SHORT EXERCISE:
Write out all of the records precisely. Skip anything that is a picture.

═════ LISTED RECORDS ═════

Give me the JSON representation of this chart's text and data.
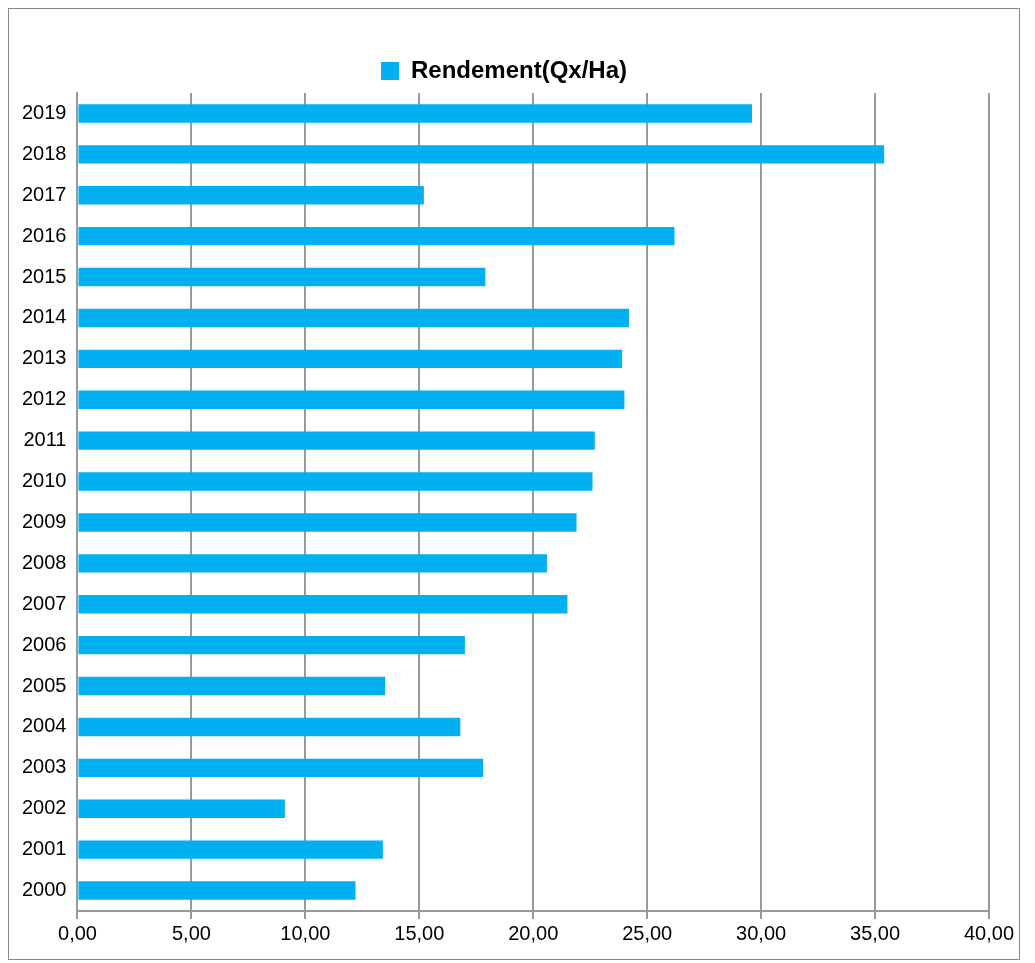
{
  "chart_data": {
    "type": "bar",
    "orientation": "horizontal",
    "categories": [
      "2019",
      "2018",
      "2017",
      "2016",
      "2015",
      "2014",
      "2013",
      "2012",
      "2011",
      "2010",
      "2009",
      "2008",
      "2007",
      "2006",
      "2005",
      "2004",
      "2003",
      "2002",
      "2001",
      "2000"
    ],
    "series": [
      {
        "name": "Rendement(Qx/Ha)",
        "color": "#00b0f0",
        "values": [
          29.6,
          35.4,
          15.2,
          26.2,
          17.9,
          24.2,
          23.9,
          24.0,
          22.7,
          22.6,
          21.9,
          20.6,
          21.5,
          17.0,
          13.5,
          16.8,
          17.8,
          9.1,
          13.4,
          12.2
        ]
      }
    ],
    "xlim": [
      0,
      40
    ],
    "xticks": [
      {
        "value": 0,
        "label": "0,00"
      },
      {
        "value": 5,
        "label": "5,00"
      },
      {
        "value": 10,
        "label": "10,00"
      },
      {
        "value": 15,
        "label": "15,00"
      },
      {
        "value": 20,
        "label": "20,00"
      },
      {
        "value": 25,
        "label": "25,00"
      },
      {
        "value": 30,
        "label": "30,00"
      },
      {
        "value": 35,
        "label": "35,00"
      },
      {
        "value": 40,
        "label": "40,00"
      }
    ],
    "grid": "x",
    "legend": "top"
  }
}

═════

EXERCISE ANSWER:
Give me the JSON representation of this chart's text and data.
{
  "chart_data": {
    "type": "bar",
    "orientation": "horizontal",
    "categories": [
      "2019",
      "2018",
      "2017",
      "2016",
      "2015",
      "2014",
      "2013",
      "2012",
      "2011",
      "2010",
      "2009",
      "2008",
      "2007",
      "2006",
      "2005",
      "2004",
      "2003",
      "2002",
      "2001",
      "2000"
    ],
    "series": [
      {
        "name": "Rendement(Qx/Ha)",
        "color": "#00b0f0",
        "values": [
          29.6,
          35.4,
          15.2,
          26.2,
          17.9,
          24.2,
          23.9,
          24.0,
          22.7,
          22.6,
          21.9,
          20.6,
          21.5,
          17.0,
          13.5,
          16.8,
          17.8,
          9.1,
          13.4,
          12.2
        ]
      }
    ],
    "xlim": [
      0,
      40
    ],
    "xticks": [
      {
        "value": 0,
        "label": "0,00"
      },
      {
        "value": 5,
        "label": "5,00"
      },
      {
        "value": 10,
        "label": "10,00"
      },
      {
        "value": 15,
        "label": "15,00"
      },
      {
        "value": 20,
        "label": "20,00"
      },
      {
        "value": 25,
        "label": "25,00"
      },
      {
        "value": 30,
        "label": "30,00"
      },
      {
        "value": 35,
        "label": "35,00"
      },
      {
        "value": 40,
        "label": "40,00"
      }
    ],
    "grid": "x",
    "legend": "top"
  }
}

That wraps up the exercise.